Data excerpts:
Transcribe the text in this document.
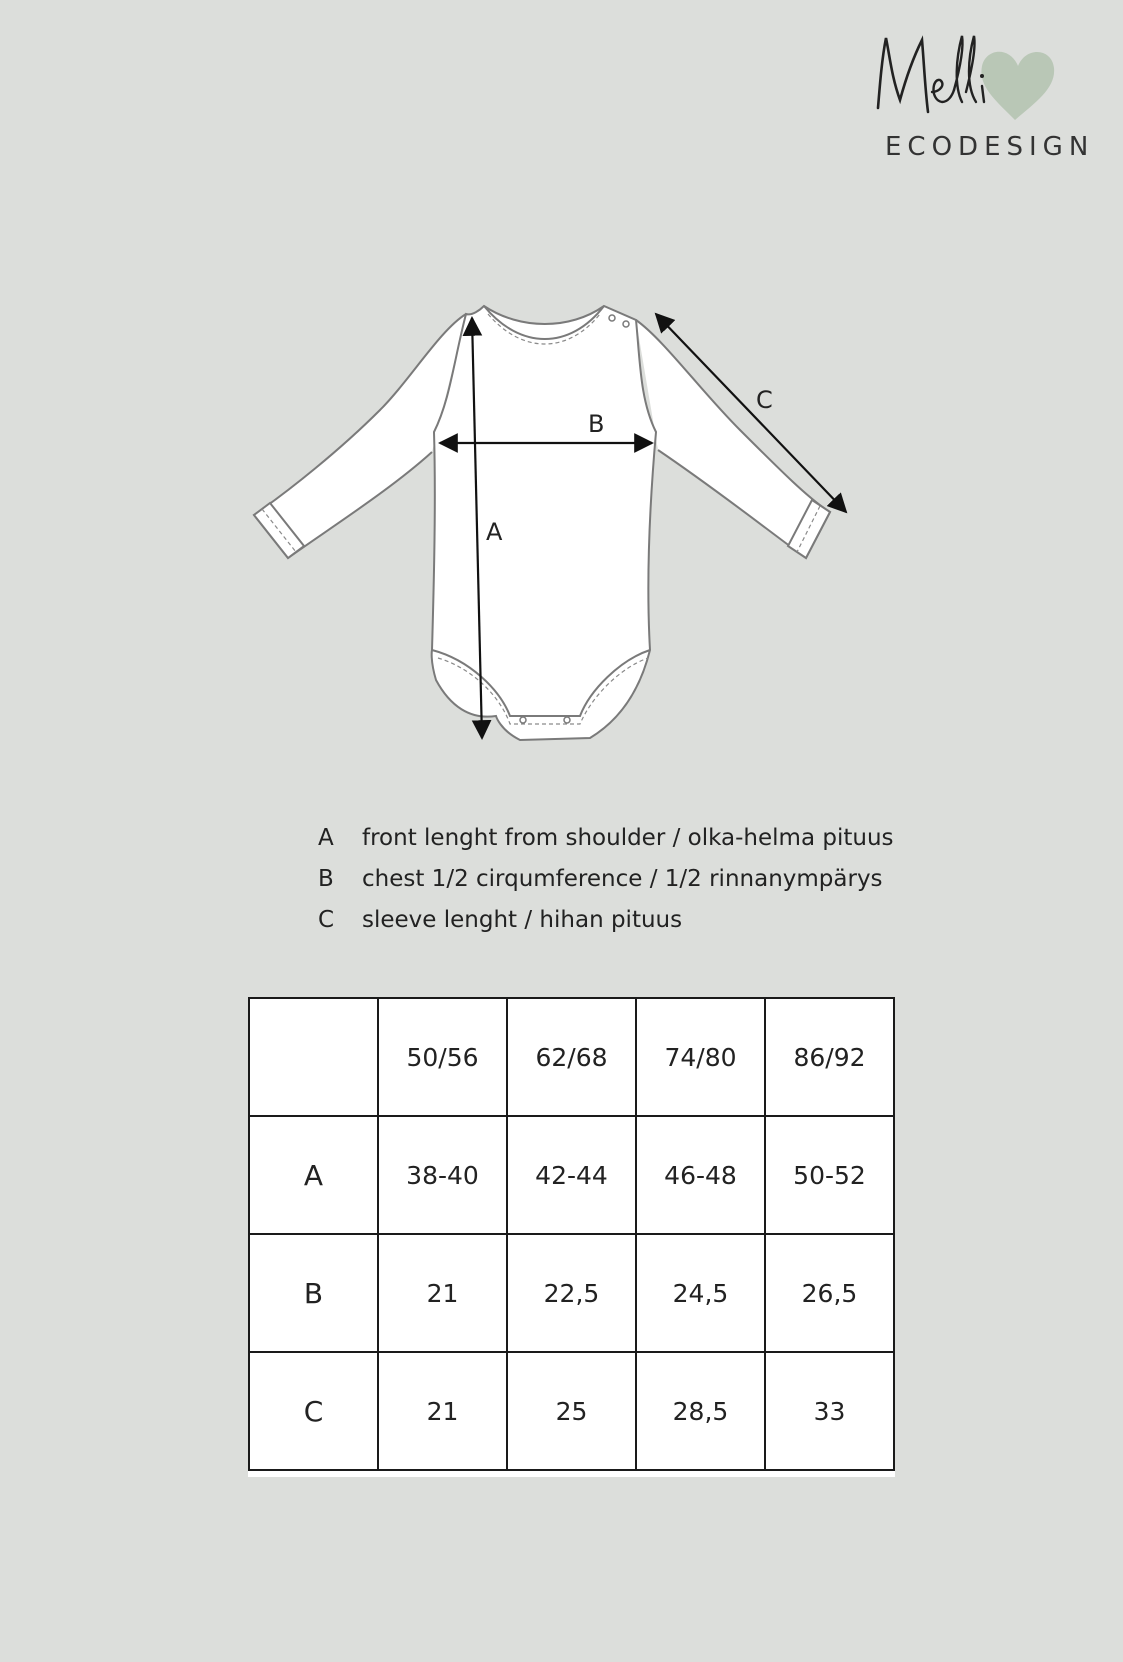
ECODESIGN
A
B
C
A front lenght from shoulder / olka-helma pituus
B chest 1/2 cirqumference / 1/2 rinnanympärys
C sleeve lenght / hihan pituus
	50/56	62/68	74/80	86/92
A	38-40	42-44	46-48	50-52
B	21	22,5	24,5	26,5
C	21	25	28,5	33
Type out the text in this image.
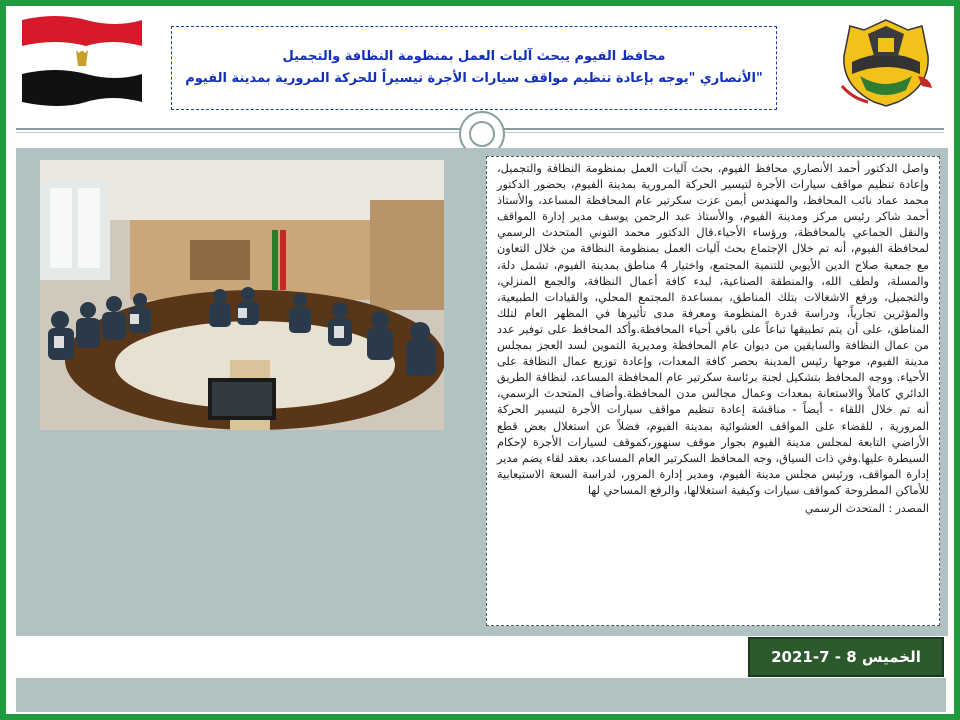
محافظ الفيوم يبحث آليات العمل بمنظومة النظافة والتجميل
"الأنصاري "يوجه بإعادة تنظيم مواقف سيارات الأجرة تيسيراً للحركة المرورية بمدينة الفيوم

واصل الدكتور أحمد الأنصاري محافظ الفيوم، بحث آليات العمل بمنظومة النظافة والتجميل، وإعادة تنظيم مواقف سيارات الأجرة لتيسير الحركة المرورية بمدينة الفيوم، بحضور الدكتور محمد عماد نائب المحافظ، والمهندس أيمن عزت سكرتير عام المحافظة المساعد، والأستاذ أحمد شاكر رئيس مركز ومدينة الفيوم، والأستاذ عبد الرحمن يوسف مدير إدارة المواقف والنقل الجماعي بالمحافظة، ورؤساء الأحياء.قال الدكتور محمد التوني المتحدث الرسمي لمحافظة الفيوم، أنه تم خلال الإجتماع بحث آليات العمل بمنظومة النظافة من خلال التعاون مع جمعية صلاح الدين الأيوبي للتنمية المجتمع، واختيار 4 مناطق بمدينة الفيوم، تشمل دلة، والمسلة، ولطف الله، والمنطقة الصناعية، لبدء كافة أعمال النظافة، والجمع المنزلي، والتجميل، ورفع الاشغالات بتلك المناطق، بمساعدة المجتمع المحلي، والقيادات الطبيعية، والمؤثرين تجارياً، ودراسة قدرة المنظومة ومعرفة مدى تأثيرها في المظهر العام لتلك المناطق، على أن يتم تطبيقها تباعاً على باقي أحياء المحافظة.وأكد المحافظ على توفير عدد من عمال النظافة والسايقين من ديوان عام المحافظة ومديرية التموين لسد العجز بمجلس مدينة الفيوم، موجها رئيس المدينة بحصر كافة المعدات، وإعادة توزيع عمال النظافة على الأحياء. ووجه المحافظ بتشكيل لجنة برئاسة سكرتير عام المحافظة المساعد، لنظافة الطريق الدائري كاملاً والاستعانة بمعدات وعمال مجالس مدن المحافظة.وأضاف المتحدث الرسمي، أنه تم خلال اللقاء - أيضاً - مناقشة إعادة تنظيم مواقف سيارات الأجرة لتيسير الحركة المرورية ، للقضاء على المواقف العشوائية بمدينة الفيوم، فضلاً عن استغلال بعض قطع الأراضي التابعة لمجلس مدينة الفيوم بجوار موقف سنهور،كموقف لسيارات الأجرة لإحكام السيطرة عليها.وفي ذات السياق، وجه المحافظ السكرتير العام المساعد، بعقد لقاء يضم مدير إدارة المواقف، ورئيس مجلس مدينة الفيوم، ومدير إدارة المرور، لدراسة السعة الاستيعابية للأماكن المطروحة كمواقف سيارات وكيفية استغلالها، والرفع المساحي لها

المصدر : المتحدث الرسمي

الخميس 8 - 7-2021
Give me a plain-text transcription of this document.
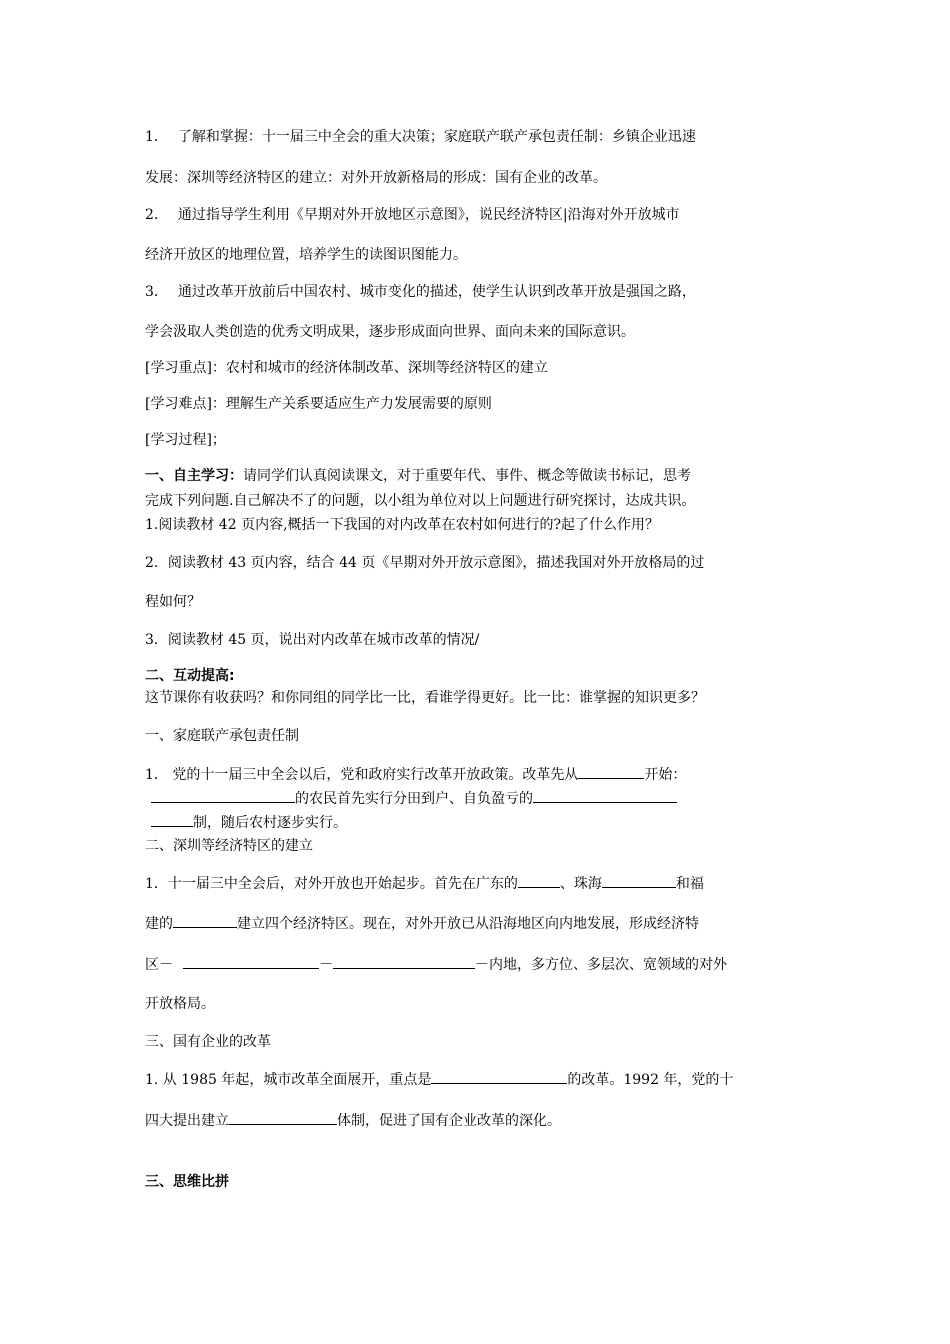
1． 了解和掌握：十一届三中全会的重大决策；家庭联产联产承包责任制：乡镇企业迅速
发展：深圳等经济特区的建立：对外开放新格局的形成：国有企业的改革。
2． 通过指导学生利用《早期对外开放地区示意图》，说民经济特区|沿海对外开放城市
经济开放区的地理位置，培养学生的读图识图能力。
3． 通过改革开放前后中国农村、城市变化的描述，使学生认识到改革开放是强国之路，
学会汲取人类创造的优秀文明成果，逐步形成面向世界、面向未来的国际意识。
[学习重点]：农村和城市的经济体制改革、深圳等经济特区的建立
[学习难点]：理解生产关系要适应生产力发展需要的原则
[学习过程]；
一、自主学习：请同学们认真阅读课文，对于重要年代、事件、概念等做读书标记，思考
完成下列问题.自己解决不了的问题，以小组为单位对以上问题进行研究探讨，达成共识。
1.阅读教材 42 页内容,概括一下我国的对内改革在农村如何进行的?起了什么作用？
2．阅读教材 43 页内容，结合 44 页《早期对外开放示意图》，描述我国对外开放格局的过
程如何？
3．阅读教材 45 页，说出对内改革在城市改革的情况/
二、互动提高:
这节课你有收获吗？和你同组的同学比一比，看谁学得更好。比一比：谁掌握的知识更多？
一、家庭联产承包责任制
1． 党的十一届三中全会以后，党和政府实行改革开放政策。改革先从	开始：
的农民首先实行分田到户、自负盈亏的
制，随后农村逐步实行。
二、深圳等经济特区的建立
1．十一届三中全会后，对外开放也开始起步。首先在广东的	、珠海	和福
建的	建立四个经济特区。现在，对外开放已从沿海地区向内地发展，形成经济特
区－	－	－内地，多方位、多层次、宽领域的对外
开放格局。
三、国有企业的改革
1. 从 1985 年起，城市改革全面展开，重点是	的改革。1992 年，党的十
四大提出建立	体制，促进了国有企业改革的深化。
三、思维比拼
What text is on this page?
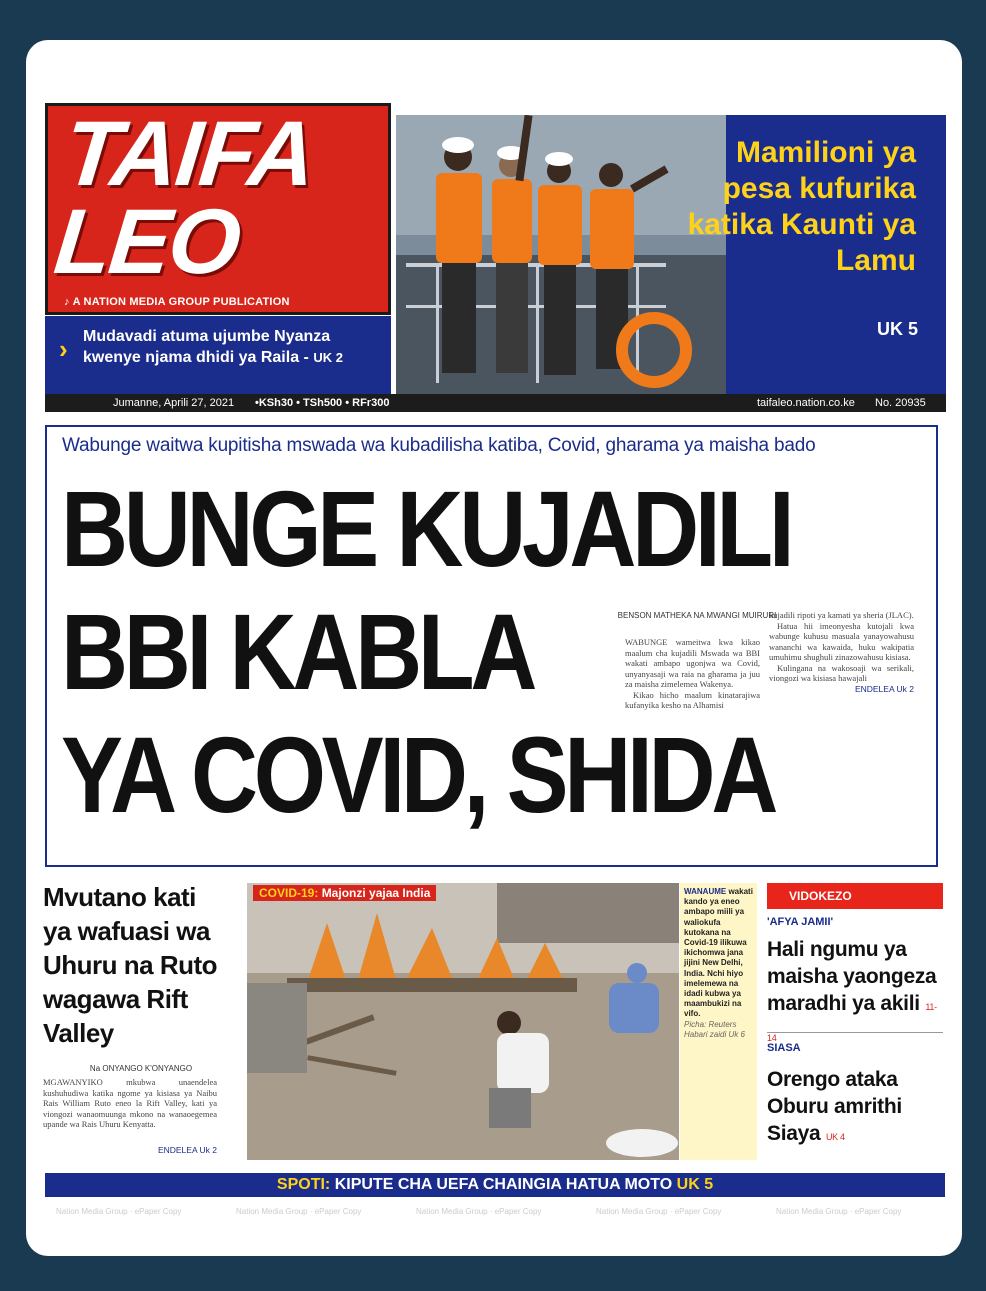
TAIFA
LEO
♪ A NATION MEDIA GROUP PUBLICATION
Mamilioni ya pesa kufurika katika Kaunti ya Lamu
UK 5
› Mudavadi atuma ujumbe Nyanza kwenye njama dhidi ya Raila - UK 2
Jumanne, Aprili 27, 2021 •KSh30 • TSh500 • RFr300	taifaleo.nation.co.ke No. 20935
Wabunge waitwa kupitisha mswada wa kubadilisha katiba, Covid, gharama ya maisha bado
BUNGE KUJADILI
BBI KABLA
YA COVID, SHIDA
BENSON MATHEKA NA MWANGI MUIRURI

WABUNGE wameitwa kwa kikao maalum cha kujadili Mswada wa BBI wakati ambapo ugonjwa wa Covid, unyanyasaji wa raia na gharama ja juu za maisha zimelemea Wakenya.

Kikao hicho maalum kinatarajiwa kufanyika kesho na Alhamisi

kujadili ripoti ya kamati ya sheria (JLAC).

Hatua hii imeonyesha kutojali kwa wabunge kuhusu masuala yanayowahusu wananchi wa kawaida, huku wakipatia umuhimu shughuli zinazowahusu kisiasa.

Kulingana na wakosoaji wa serikali, viongozi wa kisiasa hawajali

ENDELEA Uk 2

Mvutano kati ya wafuasi wa Uhuru na Ruto wagawa Rift Valley
Na ONYANGO K'ONYANGO
MGAWANYIKO mkubwa unaendelea kushuhudiwa katika ngome ya kisiasa ya Naibu Rais William Ruto eneo la Rift Valley, kati ya viongozi wanaomuunga mkono na wanaoegemea upande wa Rais Uhuru Kenyatta.
ENDELEA Uk 2
COVID-19: Majonzi yajaa India	WANAUME wakati kando ya eneo ambapo miili ya waliokufa kutokana na Covid-19 ilikuwa ikichomwa jana jijini New Delhi, India. Nchi hiyo imelemewa na idadi kubwa ya maambukizi na vifo.
Picha: Reuters Habari zaidi Uk 6
VIDOKEZO
'AFYA JAMII'
Hali ngumu ya maisha yaongeza maradhi ya akili 11-14
SIASA
Orengo ataka Oburu amrithi Siaya UK 4
SPOTI: KIPUTE CHA UEFA CHAINGIA HATUA MOTO UK 5
Nation Media Group · ePaper Copy	Nation Media Group · ePaper Copy	Nation Media Group · ePaper Copy	Nation Media Group · ePaper Copy	Nation Media Group · ePaper Copy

EXERCISE AIM — Do not include the images; transcribe the rest of the listing exactly.

RESPONSE —
Transcribe the text in this document.
ECODESIGN
A
B
C
A front lenght from shoulder / olka-helma pituus
B chest 1/2 cirqumference / 1/2 rinnanympärys
C sleeve lenght / hihan pituus
	50/56	62/68	74/80	86/92
A	38-40	42-44	46-48	50-52
B	21	22,5	24,5	26,5
C	21	25	28,5	33
Type out the text in this image.
محافظ الفيوم يبحث آليات العمل بمنظومة النظافة والتجميل
"الأنصاري "يوجه بإعادة تنظيم مواقف سيارات الأجرة تيسيراً للحركة المرورية بمدينة الفيوم

واصل الدكتور أحمد الأنصاري محافظ الفيوم، بحث آليات العمل بمنظومة النظافة والتجميل، وإعادة تنظيم مواقف سيارات الأجرة لتيسير الحركة المرورية بمدينة الفيوم، بحضور الدكتور محمد عماد نائب المحافظ، والمهندس أيمن عزت سكرتير عام المحافظة المساعد، والأستاذ أحمد شاكر رئيس مركز ومدينة الفيوم، والأستاذ عبد الرحمن يوسف مدير إدارة المواقف والنقل الجماعي بالمحافظة، ورؤساء الأحياء.قال الدكتور محمد التوني المتحدث الرسمي لمحافظة الفيوم، أنه تم خلال الإجتماع بحث آليات العمل بمنظومة النظافة من خلال التعاون مع جمعية صلاح الدين الأيوبي للتنمية المجتمع، واختيار 4 مناطق بمدينة الفيوم، تشمل دلة، والمسلة، ولطف الله، والمنطقة الصناعية، لبدء كافة أعمال النظافة، والجمع المنزلي، والتجميل، ورفع الاشغالات بتلك المناطق، بمساعدة المجتمع المحلي، والقيادات الطبيعية، والمؤثرين تجارياً، ودراسة قدرة المنظومة ومعرفة مدى تأثيرها في المظهر العام لتلك المناطق، على أن يتم تطبيقها تباعاً على باقي أحياء المحافظة.وأكد المحافظ على توفير عدد من عمال النظافة والسايقين من ديوان عام المحافظة ومديرية التموين لسد العجز بمجلس مدينة الفيوم، موجها رئيس المدينة بحصر كافة المعدات، وإعادة توزيع عمال النظافة على الأحياء. ووجه المحافظ بتشكيل لجنة برئاسة سكرتير عام المحافظة المساعد، لنظافة الطريق الدائري كاملاً والاستعانة بمعدات وعمال مجالس مدن المحافظة.وأضاف المتحدث الرسمي، أنه تم خلال اللقاء - أيضاً - مناقشة إعادة تنظيم مواقف سيارات الأجرة لتيسير الحركة المرورية ، للقضاء على المواقف العشوائية بمدينة الفيوم، فضلاً عن استغلال بعض قطع الأراضي التابعة لمجلس مدينة الفيوم بجوار موقف سنهور،كموقف لسيارات الأجرة لإحكام السيطرة عليها.وفي ذات السياق، وجه المحافظ السكرتير العام المساعد، بعقد لقاء يضم مدير إدارة المواقف، ورئيس مجلس مدينة الفيوم، ومدير إدارة المرور، لدراسة السعة الاستيعابية للأماكن المطروحة كمواقف سيارات وكيفية استغلالها، والرفع المساحي لها

المصدر : المتحدث الرسمي

الخميس 8 - 7-2021
Give me a plain-text transcription of this document.
1． 了解和掌握：十一届三中全会的重大决策；家庭联产联产承包责任制：乡镇企业迅速
发展：深圳等经济特区的建立：对外开放新格局的形成：国有企业的改革。
2． 通过指导学生利用《早期对外开放地区示意图》，说民经济特区|沿海对外开放城市
经济开放区的地理位置，培养学生的读图识图能力。
3． 通过改革开放前后中国农村、城市变化的描述，使学生认识到改革开放是强国之路，
学会汲取人类创造的优秀文明成果，逐步形成面向世界、面向未来的国际意识。
[学习重点]：农村和城市的经济体制改革、深圳等经济特区的建立
[学习难点]：理解生产关系要适应生产力发展需要的原则
[学习过程]；
一、自主学习：请同学们认真阅读课文，对于重要年代、事件、概念等做读书标记，思考
完成下列问题.自己解决不了的问题，以小组为单位对以上问题进行研究探讨，达成共识。
1.阅读教材 42 页内容,概括一下我国的对内改革在农村如何进行的?起了什么作用？
2．阅读教材 43 页内容，结合 44 页《早期对外开放示意图》，描述我国对外开放格局的过
程如何？
3．阅读教材 45 页，说出对内改革在城市改革的情况/
二、互动提高:
这节课你有收获吗？和你同组的同学比一比，看谁学得更好。比一比：谁掌握的知识更多？
一、家庭联产承包责任制
1． 党的十一届三中全会以后，党和政府实行改革开放政策。改革先从	开始：
的农民首先实行分田到户、自负盈亏的
制，随后农村逐步实行。
二、深圳等经济特区的建立
1．十一届三中全会后，对外开放也开始起步。首先在广东的	、珠海	和福
建的	建立四个经济特区。现在，对外开放已从沿海地区向内地发展，形成经济特
区－	－	－内地，多方位、多层次、宽领域的对外
开放格局。
三、国有企业的改革
1. 从 1985 年起，城市改革全面展开，重点是	的改革。1992 年，党的十
四大提出建立	体制，促进了国有企业改革的深化。
三、思维比拼
What text is on this page?
TAIFA
LEO
♪ A NATION MEDIA GROUP PUBLICATION
Mamilioni ya pesa kufurika katika Kaunti ya Lamu
UK 5
› Mudavadi atuma ujumbe Nyanza kwenye njama dhidi ya Raila - UK 2
Jumanne, Aprili 27, 2021 •KSh30 • TSh500 • RFr300	taifaleo.nation.co.ke No. 20935
Wabunge waitwa kupitisha mswada wa kubadilisha katiba, Covid, gharama ya maisha bado
BUNGE KUJADILI
BBI KABLA
YA COVID, SHIDA
BENSON MATHEKA NA MWANGI MUIRURI

WABUNGE wameitwa kwa kikao maalum cha kujadili Mswada wa BBI wakati ambapo ugonjwa wa Covid, unyanyasaji wa raia na gharama ja juu za maisha zimelemea Wakenya.

Kikao hicho maalum kinatarajiwa kufanyika kesho na Alhamisi

kujadili ripoti ya kamati ya sheria (JLAC).

Hatua hii imeonyesha kutojali kwa wabunge kuhusu masuala yanayowahusu wananchi wa kawaida, huku wakipatia umuhimu shughuli zinazowahusu kisiasa.

Kulingana na wakosoaji wa serikali, viongozi wa kisiasa hawajali

ENDELEA Uk 2

Mvutano kati ya wafuasi wa Uhuru na Ruto wagawa Rift Valley
Na ONYANGO K'ONYANGO
MGAWANYIKO mkubwa unaendelea kushuhudiwa katika ngome ya kisiasa ya Naibu Rais William Ruto eneo la Rift Valley, kati ya viongozi wanaomuunga mkono na wanaoegemea upande wa Rais Uhuru Kenyatta.
ENDELEA Uk 2
COVID-19: Majonzi yajaa India	WANAUME wakati kando ya eneo ambapo miili ya waliokufa kutokana na Covid-19 ilikuwa ikichomwa jana jijini New Delhi, India. Nchi hiyo imelemewa na idadi kubwa ya maambukizi na vifo.
Picha: Reuters Habari zaidi Uk 6
VIDOKEZO
'AFYA JAMII'
Hali ngumu ya maisha yaongeza maradhi ya akili 11-14
SIASA
Orengo ataka Oburu amrithi Siaya UK 4
SPOTI: KIPUTE CHA UEFA CHAINGIA HATUA MOTO UK 5
Nation Media Group · ePaper Copy	Nation Media Group · ePaper Copy	Nation Media Group · ePaper Copy	Nation Media Group · ePaper Copy	Nation Media Group · ePaper Copy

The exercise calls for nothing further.